Begin

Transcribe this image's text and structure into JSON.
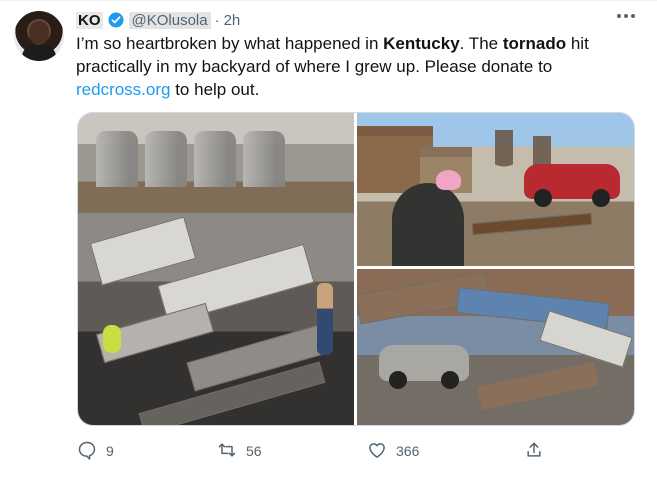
{
  "tweet": {
    "author": {
      "name": "KO",
      "handle": "@KOlusola",
      "time": "2h",
      "verified": true
    },
    "text_runs": [
      {
        "text": "I’m so heartbroken by what happened in ",
        "style": "normal"
      },
      {
        "text": "Kentucky",
        "style": "bold"
      },
      {
        "text": ". The ",
        "style": "normal"
      },
      {
        "text": "tornado",
        "style": "bold"
      },
      {
        "text": " hit practically in my backyard of where I grew up. Please donate to ",
        "style": "normal"
      },
      {
        "text": "redcross.org",
        "style": "link"
      },
      {
        "text": " to help out.",
        "style": "normal"
      }
    ],
    "media_count": 3,
    "metrics": {
      "replies": "9",
      "retweets": "56",
      "likes": "366"
    }
  },
  "ui": {
    "separator": "·",
    "icons": [
      "more-icon",
      "verified-icon",
      "reply-icon",
      "retweet-icon",
      "like-icon",
      "share-icon"
    ],
    "colors": {
      "link": "#1d9bf0",
      "muted": "#536471",
      "verified": "#1d9bf0",
      "border": "#cfd9de"
    }
  }
}
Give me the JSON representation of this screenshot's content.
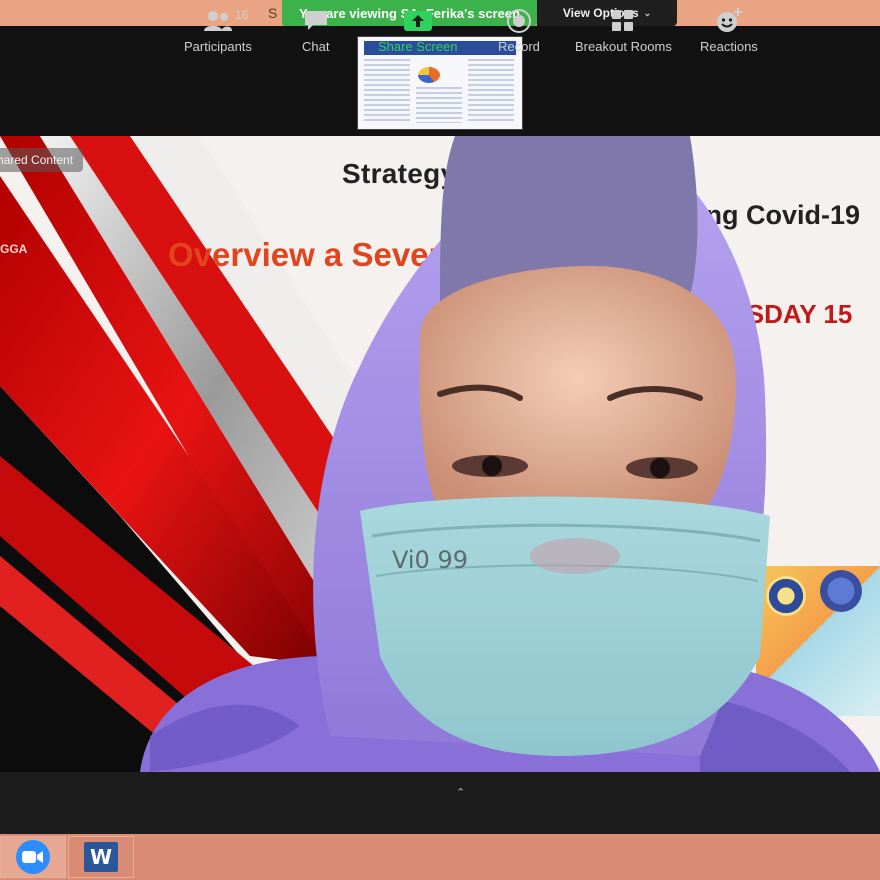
{
  "top_bar": {
    "partial_text": "S",
    "viewing_label": "You are viewing SA_Ferika's screen",
    "view_options_label": "View Options"
  },
  "shared_content": {
    "label": "hared Content",
    "slide": {
      "title_line1": "Strategy of        and Faculty of",
      "title_line2": "ing Covid-19",
      "overview": "Overview a            Several C",
      "date": "RSDAY 15",
      "speaker": "GGA"
    }
  },
  "toolbar": {
    "participants": {
      "label": "Participants",
      "count": "16"
    },
    "chat": {
      "label": "Chat"
    },
    "share_screen": {
      "label": "Share Screen"
    },
    "record": {
      "label": "Record"
    },
    "breakout": {
      "label": "Breakout Rooms"
    },
    "reactions": {
      "label": "Reactions"
    }
  },
  "taskbar": {
    "apps": [
      {
        "name": "zoom-app-icon"
      },
      {
        "name": "word-app-icon",
        "glyph": "W"
      }
    ]
  },
  "colors": {
    "share_green": "#2fd25d",
    "badge_green": "#3cb34a",
    "toolbar_bg": "#1c1c1c",
    "taskbar": "#d98c73"
  }
}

End

#### [Work to do]
Look through the entries above for the word "this". Copy every line where it shows up.

#### [Written answer]
Transcribe this image's text and structure into JSON.
Give me the JSON representation of this screenshot's content.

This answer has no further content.